Directions for this task |
Lay out every line of the rows below as a Markdown table with two columns, Line No. and Text, numbering the lines in order and skipping blank lines. Leave the pictures out of the table.
────────────────
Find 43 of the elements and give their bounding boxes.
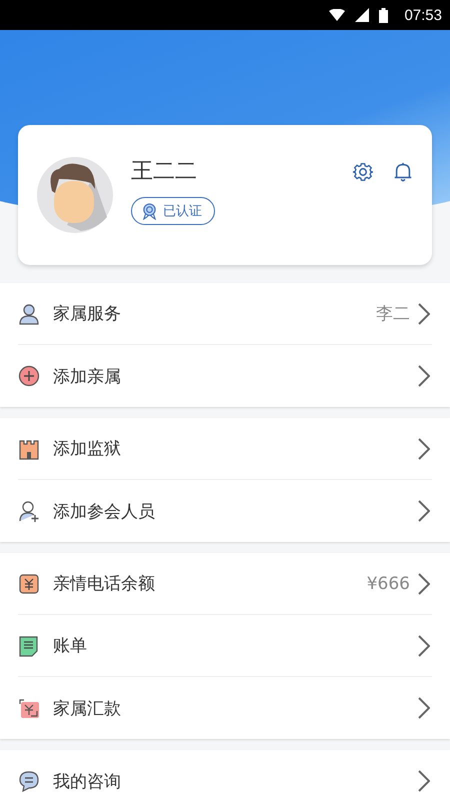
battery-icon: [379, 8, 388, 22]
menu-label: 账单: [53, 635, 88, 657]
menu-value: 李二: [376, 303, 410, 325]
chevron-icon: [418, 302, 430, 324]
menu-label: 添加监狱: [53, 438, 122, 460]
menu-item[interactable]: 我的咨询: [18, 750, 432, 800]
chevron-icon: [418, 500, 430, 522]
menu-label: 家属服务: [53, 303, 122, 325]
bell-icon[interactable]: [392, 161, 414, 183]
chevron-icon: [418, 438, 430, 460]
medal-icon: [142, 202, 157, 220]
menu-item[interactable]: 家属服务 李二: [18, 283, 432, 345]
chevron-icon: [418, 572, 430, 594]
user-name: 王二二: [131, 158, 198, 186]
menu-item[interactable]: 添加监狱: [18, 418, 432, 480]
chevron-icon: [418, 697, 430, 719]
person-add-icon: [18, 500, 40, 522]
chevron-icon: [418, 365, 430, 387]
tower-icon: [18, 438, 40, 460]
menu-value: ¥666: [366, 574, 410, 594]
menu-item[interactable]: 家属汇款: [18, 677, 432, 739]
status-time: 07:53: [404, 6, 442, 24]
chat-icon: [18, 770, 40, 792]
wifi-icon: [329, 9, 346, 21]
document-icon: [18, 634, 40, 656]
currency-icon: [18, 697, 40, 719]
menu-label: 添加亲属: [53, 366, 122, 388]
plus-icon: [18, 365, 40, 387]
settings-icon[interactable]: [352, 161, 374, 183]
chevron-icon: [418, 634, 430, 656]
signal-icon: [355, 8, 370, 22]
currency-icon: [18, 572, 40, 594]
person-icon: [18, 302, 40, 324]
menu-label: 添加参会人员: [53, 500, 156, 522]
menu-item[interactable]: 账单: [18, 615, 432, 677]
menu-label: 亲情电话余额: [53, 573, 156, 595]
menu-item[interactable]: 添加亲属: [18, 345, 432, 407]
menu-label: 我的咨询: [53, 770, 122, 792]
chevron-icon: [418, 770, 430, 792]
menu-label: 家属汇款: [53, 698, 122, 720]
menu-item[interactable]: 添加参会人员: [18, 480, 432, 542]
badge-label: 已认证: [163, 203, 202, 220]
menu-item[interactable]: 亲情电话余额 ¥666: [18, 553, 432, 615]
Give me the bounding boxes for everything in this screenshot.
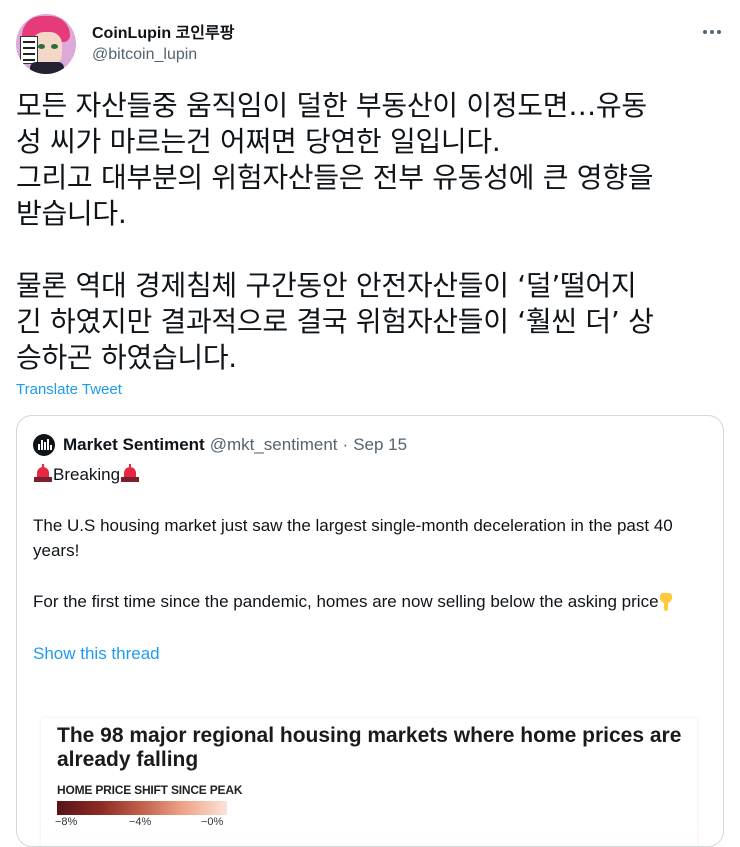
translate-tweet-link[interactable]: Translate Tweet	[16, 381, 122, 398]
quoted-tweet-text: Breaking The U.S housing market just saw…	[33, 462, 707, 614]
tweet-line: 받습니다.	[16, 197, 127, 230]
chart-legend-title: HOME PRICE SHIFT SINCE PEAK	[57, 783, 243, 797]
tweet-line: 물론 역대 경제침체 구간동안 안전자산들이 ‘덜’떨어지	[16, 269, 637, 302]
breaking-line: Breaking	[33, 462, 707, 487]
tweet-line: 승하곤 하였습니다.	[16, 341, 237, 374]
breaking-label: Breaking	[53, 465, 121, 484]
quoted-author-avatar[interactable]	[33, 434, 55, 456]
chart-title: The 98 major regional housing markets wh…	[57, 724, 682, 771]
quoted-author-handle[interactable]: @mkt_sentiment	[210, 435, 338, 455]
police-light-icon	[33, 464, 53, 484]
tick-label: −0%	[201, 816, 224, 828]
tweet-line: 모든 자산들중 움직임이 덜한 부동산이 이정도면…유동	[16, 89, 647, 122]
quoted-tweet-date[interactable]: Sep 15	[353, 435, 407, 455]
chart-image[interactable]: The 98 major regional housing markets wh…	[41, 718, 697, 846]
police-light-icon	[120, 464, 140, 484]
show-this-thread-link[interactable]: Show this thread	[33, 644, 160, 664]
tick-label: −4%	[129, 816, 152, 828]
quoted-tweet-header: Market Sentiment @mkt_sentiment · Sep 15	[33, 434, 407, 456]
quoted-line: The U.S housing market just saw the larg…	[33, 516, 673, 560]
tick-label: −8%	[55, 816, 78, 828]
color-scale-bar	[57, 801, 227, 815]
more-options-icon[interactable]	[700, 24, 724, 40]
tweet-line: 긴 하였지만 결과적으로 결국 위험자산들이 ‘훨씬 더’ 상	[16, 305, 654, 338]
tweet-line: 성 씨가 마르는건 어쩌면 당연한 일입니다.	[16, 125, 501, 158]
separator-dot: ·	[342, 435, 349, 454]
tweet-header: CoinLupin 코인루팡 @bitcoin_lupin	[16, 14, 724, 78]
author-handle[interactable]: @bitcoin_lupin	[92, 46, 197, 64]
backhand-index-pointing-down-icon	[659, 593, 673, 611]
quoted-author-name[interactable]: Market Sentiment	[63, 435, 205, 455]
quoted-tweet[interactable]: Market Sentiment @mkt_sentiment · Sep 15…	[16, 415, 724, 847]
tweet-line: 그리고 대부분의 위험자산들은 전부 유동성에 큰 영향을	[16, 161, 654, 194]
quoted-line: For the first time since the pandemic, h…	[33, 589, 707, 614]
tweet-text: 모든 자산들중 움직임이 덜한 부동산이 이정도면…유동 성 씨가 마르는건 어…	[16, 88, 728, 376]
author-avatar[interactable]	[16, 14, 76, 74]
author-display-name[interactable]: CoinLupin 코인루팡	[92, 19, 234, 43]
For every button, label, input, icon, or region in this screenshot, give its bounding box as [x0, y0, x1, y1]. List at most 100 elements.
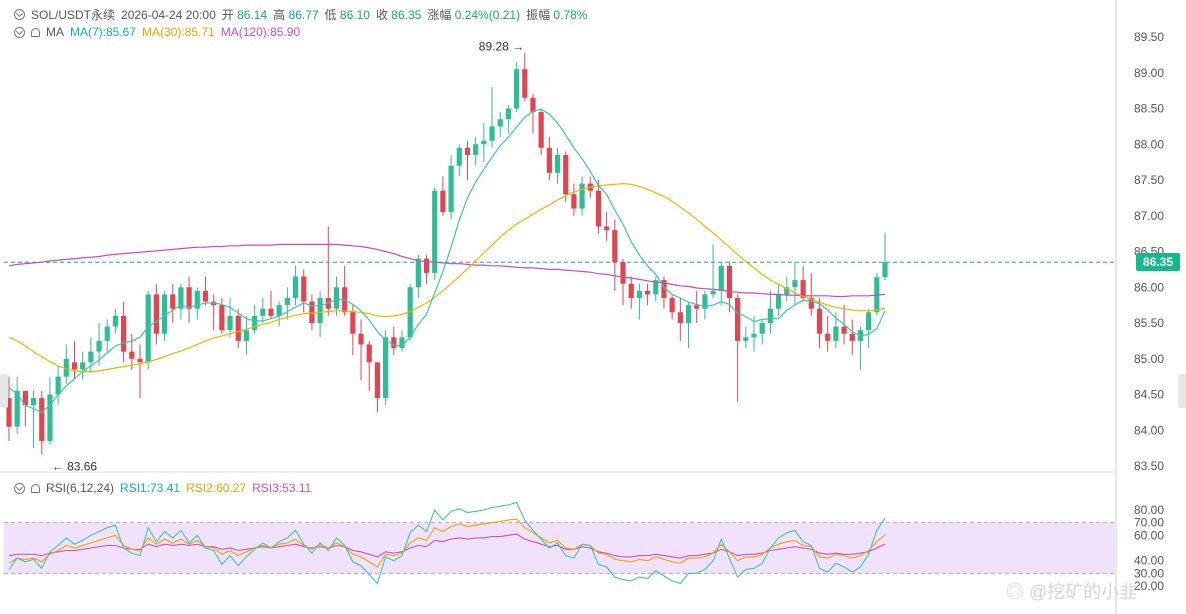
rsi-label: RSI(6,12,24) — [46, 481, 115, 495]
────────────────
Solution for this exercise |
| Line No. | Text |
|---|---|
| 1 | Find 43 of the elements and give their bounding boxes. |
| 2 | battery-icon: [379, 8, 388, 22] |
| 3 | menu-label: 账单: [53, 635, 88, 657] |
| 4 | menu-value: 李二: [376, 303, 410, 325] |
| 5 | chevron-icon: [418, 302, 430, 324] |
| 6 | menu-label: 添加监狱: [53, 438, 122, 460] |
| 7 | menu-item[interactable]: 我的咨询: [18, 750, 432, 800] |
| 8 | chevron-icon: [418, 500, 430, 522] |
| 9 | menu-label: 家属服务: [53, 303, 122, 325] |
| 10 | bell-icon[interactable]: [392, 161, 414, 183] |
| 11 | chevron-icon: [418, 438, 430, 460] |
| 12 | medal-icon: [142, 202, 157, 220] |
| 13 | menu-item[interactable]: 家属服务 李二: [18, 283, 432, 345] |
| 14 | chevron-icon: [418, 572, 430, 594] |
| 15 | user-name: 王二二: [131, 158, 198, 186] |
| 16 | menu-item[interactable]: 添加监狱: [18, 418, 432, 480] |
| 17 | chevron-icon: [418, 697, 430, 719] |
| 18 | person-add-icon: [18, 500, 40, 522] |
| 19 | chevron-icon: [418, 365, 430, 387] |
| 20 | tower-icon: [18, 438, 40, 460] |
| 21 | menu-value: ¥666: [366, 574, 410, 594] |
| 22 | menu-item[interactable]: 家属汇款: [18, 677, 432, 739] |
| 23 | status-time: 07:53: [404, 6, 442, 24] |
| 24 | chat-icon: [18, 770, 40, 792] |
| 25 | wifi-icon: [329, 9, 346, 21] |
| 26 | document-icon: [18, 634, 40, 656] |
| 27 | currency-icon: [18, 697, 40, 719] |
| 28 | menu-label: 添加亲属: [53, 366, 122, 388] |
| 29 | plus-icon: [18, 365, 40, 387] |
| 30 | settings-icon[interactable]: [352, 161, 374, 183] |
| 31 | chevron-icon: [418, 634, 430, 656] |
| 32 | signal-icon: [355, 8, 370, 22] |
| 33 | currency-icon: [18, 572, 40, 594] |
| 34 | person-icon: [18, 302, 40, 324] |
| 35 | menu-label: 添加参会人员: [53, 500, 156, 522] |
| 36 | menu-item[interactable]: 账单: [18, 615, 432, 677] |
| 37 | menu-label: 亲情电话余额: [53, 573, 156, 595] |
| 38 | menu-item[interactable]: 添加亲属: [18, 345, 432, 407] |
| 39 | menu-label: 我的咨询: [53, 770, 122, 792] |
| 40 | chevron-icon: [418, 770, 430, 792] |
| 41 | menu-label: 家属汇款: [53, 698, 122, 720] |
| 42 | menu-item[interactable]: 添加参会人员: [18, 480, 432, 542] |
| 43 | badge-label: 已认证: [163, 203, 202, 220] |
| 44 | menu-item[interactable]: 亲情电话余额 ¥666: [18, 553, 432, 615] |
| 45 | Give me the bounding boxes for everything in this screenshot. |
| 46 | translate-tweet-link[interactable]: Translate Tweet	[16, 381, 122, 398] |
| 47 | quoted-tweet-text: Breaking The U.S housing market just saw…	[33, 462, 707, 614] |
| 48 | tweet-line: 받습니다.	[16, 197, 127, 230] |
| 49 | chart-legend-title: HOME PRICE SHIFT SINCE PEAK	[57, 783, 243, 797] |
| 50 | tweet-line: 물론 역대 경제침체 구간동안 안전자산들이 ‘덜’떨어지	[16, 269, 637, 302] |
| 51 | breaking-line: Breaking	[33, 462, 707, 487] |
| 52 | tweet-line: 승하곤 하였습니다.	[16, 341, 237, 374] |
| 53 | breaking-label: Breaking	[53, 465, 121, 484] |
| 54 | quoted-author-avatar[interactable]	[33, 434, 55, 456] |
| 55 | chart-title: The 98 major regional housing markets wh…	[57, 724, 682, 771] |
| 56 | quoted-author-handle[interactable]: @mkt_sentiment	[210, 435, 338, 455] |
| 57 | police-light-icon	[33, 464, 53, 484] |
| 58 | tick-label: −0%	[201, 816, 224, 828] |
| 59 | tweet-line: 모든 자산들중 움직임이 덜한 부동산이 이정도면…유동	[16, 89, 647, 122] |
| 60 | quoted-tweet-date[interactable]: Sep 15	[353, 435, 407, 455] |
| 61 | chart-image[interactable]: The 98 major regional housing markets wh…	[41, 718, 697, 846] |
| 62 | police-light-icon	[120, 464, 140, 484] |
| 63 | show-this-thread-link[interactable]: Show this thread	[33, 644, 160, 664] |
| 64 | tick-label: −4%	[129, 816, 152, 828] |
| 65 | quoted-tweet-header: Market Sentiment @mkt_sentiment · Sep 15	[33, 434, 407, 456] |
| 66 | quoted-line: The U.S housing market just saw the larg…	[33, 516, 673, 560] |
| 67 | tick-label: −8%	[55, 816, 78, 828] |
| 68 | color-scale-bar	[57, 801, 227, 815] |
| 69 | more-options-icon[interactable]	[700, 24, 724, 40] |
| 70 | tweet-line: 긴 하였지만 결과적으로 결국 위험자산들이 ‘훨씬 더’ 상	[16, 305, 654, 338] |
| 71 | tweet-line: 성 씨가 마르는건 어쩌면 당연한 일입니다.	[16, 125, 501, 158] |
| 72 | separator-dot: ·	[342, 435, 349, 454] |
| 73 | tweet-header: CoinLupin 코인루팡 @bitcoin_lupin	[16, 14, 724, 78] |
| 74 | author-handle[interactable]: @bitcoin_lupin	[92, 46, 197, 64] |
| 75 | backhand-index-pointing-down-icon	[659, 593, 673, 611] |
| 76 | quoted-author-name[interactable]: Market Sentiment	[63, 435, 205, 455] |
| 77 | quoted-tweet[interactable]: Market Sentiment @mkt_sentiment · Sep 15…	[16, 415, 724, 847] |
| 78 | tweet-line: 그리고 대부분의 위험자산들은 전부 유동성에 큰 영향을	[16, 161, 654, 194] |
| 79 | quoted-line: For the first time since the pandemic, h…	[33, 589, 707, 614] |
| 80 | tweet-text: 모든 자산들중 움직임이 덜한 부동산이 이정도면…유동 성 씨가 마르는건 어…	[16, 88, 728, 376] |
| 81 | author-avatar[interactable]	[16, 14, 76, 74] |
| 82 | author-display-name[interactable]: CoinLupin 코인루팡	[92, 19, 234, 43] |
| 83 | For every button, label, input, icon, or region in this screenshot, give its bounding box as [x0, y0, x1, y1]. List at most 100 elements. |
| 84 | rsi-label: RSI(6,12,24) — [46, 481, 115, 495] |